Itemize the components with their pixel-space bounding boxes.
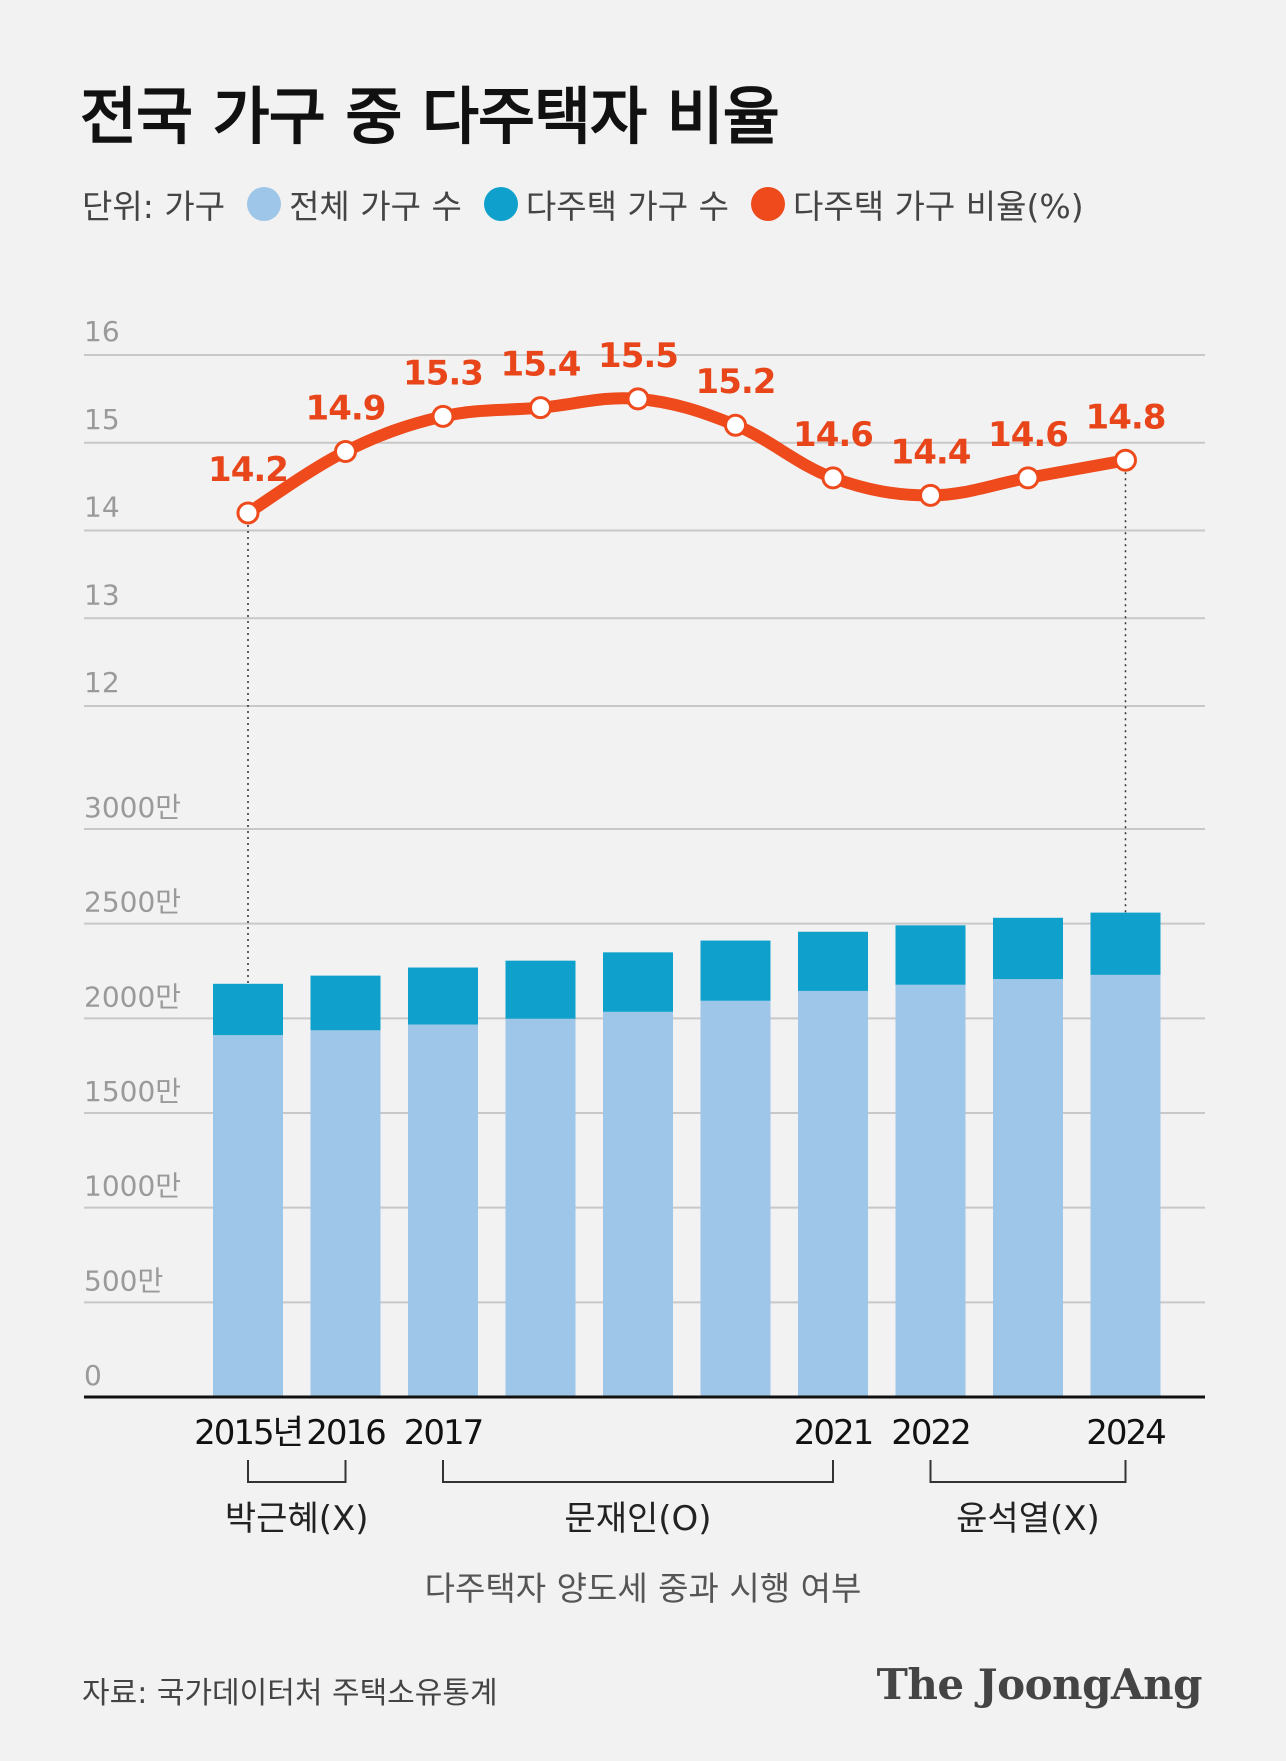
ratio-data-label: 14.8 [1086,397,1166,437]
ratio-tick-label: 12 [84,666,120,699]
ratio-tick-label: 16 [84,315,120,348]
count-tick-label: 1000만 [84,1170,181,1203]
bar-multi [798,931,868,991]
chart-title: 전국 가구 중 다주택자 비율 [80,80,780,153]
bar-multi [1090,912,1161,975]
ratio-tick-label: 13 [84,578,120,611]
ratio-data-label: 15.2 [696,362,776,402]
ratio-tick-label: 15 [84,403,120,436]
count-tick-label: 2500만 [84,886,181,919]
bar-multi [700,940,771,1001]
ratio-tick-label: 14 [84,491,120,524]
period-bracket [247,1460,347,1483]
legend-ratio-swatch [750,187,785,221]
bar-multi [603,952,673,1012]
count-tick-label: 0 [84,1359,102,1392]
ratio-point [236,501,260,525]
legend-item-total: 전체 가구 수 [247,180,462,228]
ratio-data-label: 14.2 [208,450,288,490]
ratio-line [242,392,1132,519]
legend-total-swatch [247,187,282,221]
period-label: 박근혜(X) [225,1499,369,1539]
brand-logo: The JoongAng [876,1660,1203,1709]
bar-total [993,979,1063,1397]
period-bracket [929,1460,1127,1483]
period-label: 윤석열(X) [956,1499,1100,1539]
count-tick-label: 3000만 [84,791,181,824]
periods-caption: 다주택자 양도세 중과 시행 여부 [425,1569,862,1608]
legend-ratio-label: 다주택 가구 비율(%) [792,187,1084,226]
ratio-data-label: 14.4 [891,432,971,472]
bar-total [408,1024,478,1397]
legend-multi-swatch [483,187,518,221]
legend-total-label: 전체 가구 수 [289,187,462,226]
bar-multi [213,983,283,1036]
legend: 단위: 가구 전체 가구 수 다주택 가구 수 다주택 가구 비율(%) [82,180,1084,228]
bar-multi [993,917,1063,980]
ratio-point [919,483,942,507]
ratio-point [821,466,845,490]
bar-total [1090,974,1161,1397]
x-tick-label: 2015년 [194,1413,302,1453]
count-tick-label: 1500만 [84,1075,181,1108]
x-tick-label: 2016 [306,1413,385,1453]
ratio-data-label: 14.6 [793,415,873,455]
period-bracket [442,1460,834,1483]
legend-item-ratio: 다주택 가구 비율(%) [750,180,1084,228]
bar-total [798,990,868,1397]
ratio-data-label: 15.4 [501,345,581,385]
bar-total [603,1011,673,1397]
bar-total [700,1000,771,1397]
period-label: 문재인(O) [564,1499,711,1539]
ratio-data-label: 14.9 [306,389,386,429]
bar-total [213,1035,283,1397]
source-note: 자료: 국가데이터처 주택소유통계 [82,1676,498,1711]
x-tick-label: 2022 [891,1413,970,1453]
ratio-data-label: 15.5 [598,336,678,376]
x-tick-label: 2017 [404,1413,483,1453]
ratio-point [626,387,650,411]
ratio-point [334,440,357,464]
ratio-point [529,396,552,420]
bar-multi [310,975,381,1031]
ratio-point [1016,466,1040,490]
x-tick-label: 2021 [794,1413,873,1453]
legend-unit: 단위: 가구 [82,187,226,226]
bar-multi [505,960,576,1019]
count-tick-label: 500만 [84,1264,163,1297]
bar-total [895,984,966,1397]
bar-total [505,1018,576,1397]
count-tick-label: 2000만 [84,980,181,1013]
bar-multi [895,925,966,985]
ratio-point [724,413,747,437]
legend-item-multi: 다주택 가구 수 [483,180,729,228]
x-tick-label: 2024 [1086,1413,1165,1453]
ratio-point [1114,448,1137,472]
legend-multi-label: 다주택 가구 수 [525,187,729,226]
ratio-point [431,404,455,428]
bar-multi [408,967,478,1025]
bar-total [310,1030,381,1397]
ratio-data-label: 14.6 [988,415,1068,455]
ratio-data-label: 15.3 [403,353,483,393]
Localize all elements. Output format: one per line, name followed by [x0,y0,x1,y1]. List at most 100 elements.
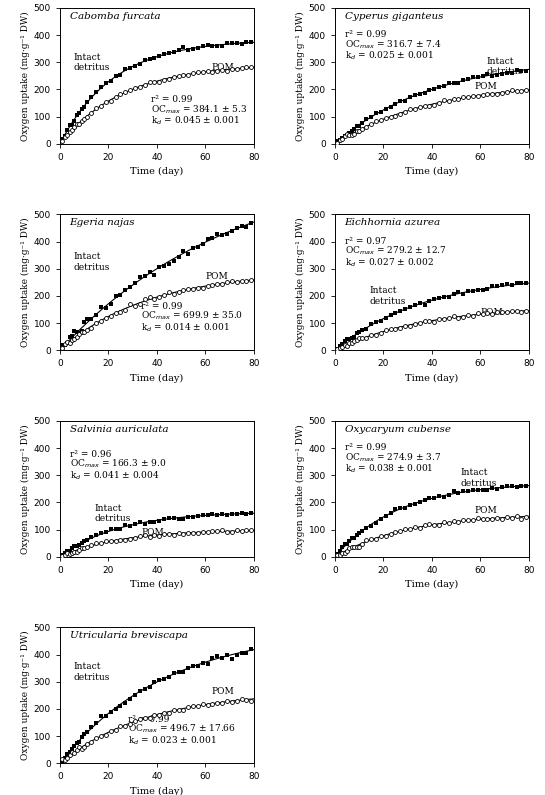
Point [82,534,91,547]
Point [155,76,163,88]
Text: OC$_{max}$ = 496.7 ± 17.66: OC$_{max}$ = 496.7 ± 17.66 [128,723,235,735]
Point [469,71,477,83]
Point [189,660,197,673]
Point [169,70,178,83]
Point [218,228,227,241]
Point [169,511,178,524]
Point [80,728,88,741]
Point [60,549,69,561]
Point [340,538,349,551]
Point [498,68,506,80]
Point [343,129,352,142]
Point [92,317,101,330]
Point [386,528,395,541]
Point [350,532,359,545]
Point [213,696,222,709]
Point [213,525,222,537]
Point [502,85,511,98]
Point [174,44,183,56]
Point [126,61,135,74]
Point [111,70,120,83]
Point [350,128,359,141]
Text: k$_d$ = 0.014 ± 0.001: k$_d$ = 0.014 ± 0.001 [141,321,230,334]
Point [449,288,458,301]
Point [198,66,207,79]
Point [145,530,154,543]
Point [401,105,409,118]
Point [410,299,419,312]
Point [65,548,74,560]
Point [343,545,352,558]
Point [179,666,188,679]
Point [160,528,168,541]
Point [189,67,197,80]
Point [459,514,468,526]
Point [367,118,376,130]
Point [60,130,69,143]
Point [184,282,192,295]
Point [340,547,349,560]
Point [353,120,361,133]
Point [72,545,81,558]
Point [193,660,202,673]
Point [131,276,140,289]
Point [121,533,130,546]
Point [97,710,106,723]
Point [106,535,115,548]
Point [75,741,84,754]
Point [111,290,120,303]
Point [483,282,492,295]
Point [203,38,212,51]
Point [507,511,516,524]
Point [350,334,359,347]
X-axis label: Time (day): Time (day) [130,580,184,589]
Point [198,238,207,250]
Point [87,91,96,103]
Point [70,325,79,338]
Point [140,270,149,283]
Point [498,278,506,291]
Text: OC$_{max}$ = 316.7 ± 7.4: OC$_{max}$ = 316.7 ± 7.4 [344,38,441,51]
Point [121,63,130,76]
Point [362,522,371,535]
Point [338,132,347,145]
Point [87,107,96,119]
Point [401,95,409,107]
Point [340,339,349,351]
Point [464,285,473,297]
Point [493,280,501,293]
Point [355,541,364,553]
Point [101,302,110,315]
Point [223,695,232,708]
Point [179,245,188,258]
Point [242,646,251,659]
Point [449,92,458,105]
Point [208,65,217,78]
Point [169,704,178,716]
Point [382,112,390,125]
Text: OC$_{max}$ = 699.9 ± 35.0: OC$_{max}$ = 699.9 ± 35.0 [141,310,244,323]
Point [469,90,477,103]
Point [136,516,144,529]
Point [401,523,409,536]
Point [106,95,115,107]
Point [223,649,232,661]
Point [522,304,531,317]
Point [77,325,86,338]
Point [469,514,477,526]
Point [80,316,88,328]
Point [97,527,106,540]
Point [242,524,251,537]
Point [213,64,222,77]
Point [63,545,71,557]
Point [405,91,414,103]
Point [160,513,168,525]
Point [179,41,188,53]
Point [165,72,173,85]
Point [237,274,246,287]
Text: k$_d$ = 0.023 ± 0.001: k$_d$ = 0.023 ± 0.001 [128,735,216,747]
Point [68,334,76,347]
Point [493,68,501,81]
Point [355,119,364,132]
Point [82,312,91,325]
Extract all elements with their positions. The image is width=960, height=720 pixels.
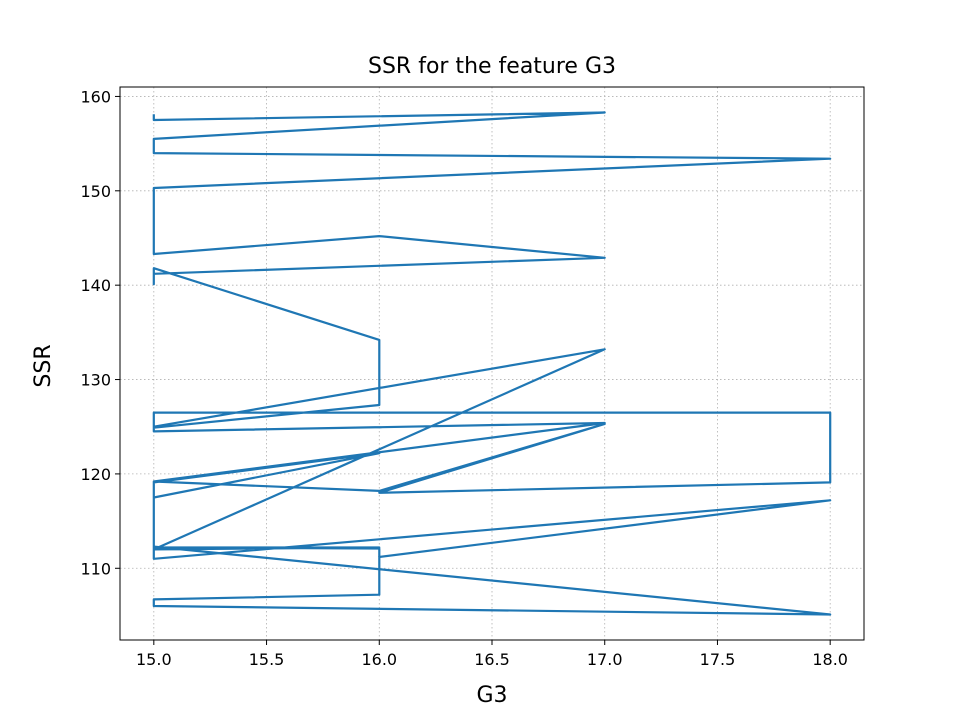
***
__Exercise requirements__: Reproduce the material above line for line, with identical wording, but omit the pictures.

__Result of the exercise__:
Itemize the components with their pixel-space bounding boxes.
ratio-data-label: 14.8 [1086,397,1166,437]
ratio-tick-label: 12 [84,666,120,699]
ratio-tick-label: 16 [84,315,120,348]
count-tick-label: 1000만 [84,1170,181,1203]
bar-multi [798,931,868,991]
chart-title: 전국 가구 중 다주택자 비율 [80,80,780,153]
bar-multi [1090,912,1161,975]
ratio-tick-label: 13 [84,578,120,611]
ratio-data-label: 15.2 [696,362,776,402]
ratio-tick-label: 15 [84,403,120,436]
count-tick-label: 2500만 [84,886,181,919]
bar-multi [700,940,771,1001]
ratio-tick-label: 14 [84,491,120,524]
period-bracket [247,1460,347,1483]
legend-ratio-swatch [750,187,785,221]
bar-multi [603,952,673,1012]
count-tick-label: 0 [84,1359,102,1392]
ratio-point [236,501,260,525]
legend-item-total: 전체 가구 수 [247,180,462,228]
ratio-data-label: 14.2 [208,450,288,490]
ratio-line [242,392,1132,519]
legend-total-swatch [247,187,282,221]
period-label: 박근혜(X) [225,1499,369,1539]
brand-logo: The JoongAng [876,1660,1203,1709]
bar-total [993,979,1063,1397]
period-bracket [929,1460,1127,1483]
period-label: 윤석열(X) [956,1499,1100,1539]
count-tick-label: 3000만 [84,791,181,824]
periods-caption: 다주택자 양도세 중과 시행 여부 [425,1569,862,1608]
legend-ratio-label: 다주택 가구 비율(%) [792,187,1084,226]
ratio-data-label: 14.4 [891,432,971,472]
bar-total [408,1024,478,1397]
legend-multi-swatch [483,187,518,221]
legend-total-label: 전체 가구 수 [289,187,462,226]
bar-multi [213,983,283,1036]
legend: 단위: 가구 전체 가구 수 다주택 가구 수 다주택 가구 비율(%) [82,180,1084,228]
bar-multi [993,917,1063,980]
ratio-point [919,483,942,507]
ratio-point [821,466,845,490]
bar-total [1090,974,1161,1397]
x-tick-label: 2015년 [194,1413,302,1453]
count-tick-label: 1500만 [84,1075,181,1108]
x-tick-label: 2016 [306,1413,385,1453]
ratio-data-label: 14.6 [793,415,873,455]
period-bracket [442,1460,834,1483]
legend-item-ratio: 다주택 가구 비율(%) [750,180,1084,228]
bar-total [798,990,868,1397]
ratio-data-label: 15.4 [501,345,581,385]
bar-total [603,1011,673,1397]
bar-total [700,1000,771,1397]
period-label: 문재인(O) [564,1499,711,1539]
ratio-data-label: 14.9 [306,389,386,429]
bar-total [213,1035,283,1397]
source-note: 자료: 국가데이터처 주택소유통계 [82,1676,498,1711]
x-tick-label: 2022 [891,1413,970,1453]
ratio-data-label: 15.5 [598,336,678,376]
x-tick-label: 2017 [404,1413,483,1453]
ratio-point [626,387,650,411]
ratio-point [334,440,357,464]
ratio-point [529,396,552,420]
bar-multi [310,975,381,1031]
ratio-point [1016,466,1040,490]
x-tick-label: 2021 [794,1413,873,1453]
legend-unit: 단위: 가구 [82,187,226,226]
bar-multi [505,960,576,1019]
count-tick-label: 500만 [84,1264,163,1297]
bar-total [895,984,966,1397]
bar-total [505,1018,576,1397]
count-tick-label: 2000만 [84,980,181,1013]
bar-multi [895,925,966,985]
ratio-point [724,413,747,437]
legend-item-multi: 다주택 가구 수 [483,180,729,228]
x-tick-label: 2024 [1086,1413,1165,1453]
ratio-point [1114,448,1137,472]
legend-multi-label: 다주택 가구 수 [525,187,729,226]
ratio-point [431,404,455,428]
bar-multi [408,967,478,1025]
bar-total [310,1030,381,1397]
ratio-data-label: 14.6 [988,415,1068,455]
ratio-data-label: 15.3 [403,353,483,393]
Localize all elements. Output format: one per line, name followed by [x0,y0,x1,y1]. List at most 100 elements.
Point [82,534,91,547]
Point [155,76,163,88]
Text: OC$_{max}$ = 496.7 ± 17.66: OC$_{max}$ = 496.7 ± 17.66 [128,723,235,735]
Point [469,71,477,83]
Point [189,660,197,673]
Point [169,70,178,83]
Point [218,228,227,241]
Point [169,511,178,524]
Point [80,728,88,741]
Point [60,549,69,561]
Point [340,538,349,551]
Point [498,68,506,80]
Point [343,129,352,142]
Point [92,317,101,330]
Point [386,528,395,541]
Point [350,532,359,545]
Point [213,696,222,709]
Point [213,525,222,537]
Point [502,85,511,98]
Point [174,44,183,56]
Point [126,61,135,74]
Point [111,70,120,83]
Point [350,128,359,141]
Text: k$_d$ = 0.014 ± 0.001: k$_d$ = 0.014 ± 0.001 [141,321,230,334]
Point [449,288,458,301]
Point [198,66,207,79]
Point [145,530,154,543]
Point [401,105,409,118]
Point [410,299,419,312]
Point [65,548,74,560]
Point [343,545,352,558]
Point [179,666,188,679]
Point [160,528,168,541]
Point [189,67,197,80]
Point [459,514,468,526]
Point [367,118,376,130]
Point [60,130,69,143]
Point [184,282,192,295]
Point [340,547,349,560]
Point [353,120,361,133]
Point [72,545,81,558]
Point [193,660,202,673]
Point [131,276,140,289]
Point [121,533,130,546]
Point [97,710,106,723]
Point [106,535,115,548]
Point [75,741,84,754]
Point [111,290,120,303]
Point [483,282,492,295]
Point [203,38,212,51]
Point [507,511,516,524]
Point [350,334,359,347]
X-axis label: Time (day): Time (day) [130,580,184,589]
Point [198,238,207,250]
Point [87,91,96,103]
Point [70,325,79,338]
Point [140,270,149,283]
Point [498,278,506,291]
Text: OC$_{max}$ = 316.7 ± 7.4: OC$_{max}$ = 316.7 ± 7.4 [344,38,441,51]
Point [121,63,130,76]
Point [362,522,371,535]
Point [338,132,347,145]
Point [87,107,96,119]
Point [401,95,409,107]
Point [340,339,349,351]
Point [464,285,473,297]
Point [493,280,501,293]
Point [355,541,364,553]
Point [101,302,110,315]
Point [223,695,232,708]
Point [179,245,188,258]
Point [242,646,251,659]
Point [449,92,458,105]
Point [208,65,217,78]
Point [169,704,178,716]
Point [382,112,390,125]
Text: OC$_{max}$ = 699.9 ± 35.0: OC$_{max}$ = 699.9 ± 35.0 [141,310,244,323]
Point [469,90,477,103]
Point [136,516,144,529]
Point [401,523,409,536]
Point [106,95,115,107]
Point [223,649,232,661]
Point [522,304,531,317]
Point [77,325,86,338]
Point [469,514,477,526]
Point [80,316,88,328]
Point [97,527,106,540]
Point [242,524,251,537]
Point [213,64,222,77]
Point [63,545,71,557]
Point [405,91,414,103]
Point [160,513,168,525]
Point [179,41,188,53]
Point [165,72,173,85]
Point [237,274,246,287]
Text: k$_d$ = 0.023 ± 0.001: k$_d$ = 0.023 ± 0.001 [128,735,216,747]
Point [68,334,76,347]
Point [493,68,501,81]
Point [355,119,364,132]
Point [82,312,91,325]
Extract all elements with their positions. The image is width=960, height=720 pixels.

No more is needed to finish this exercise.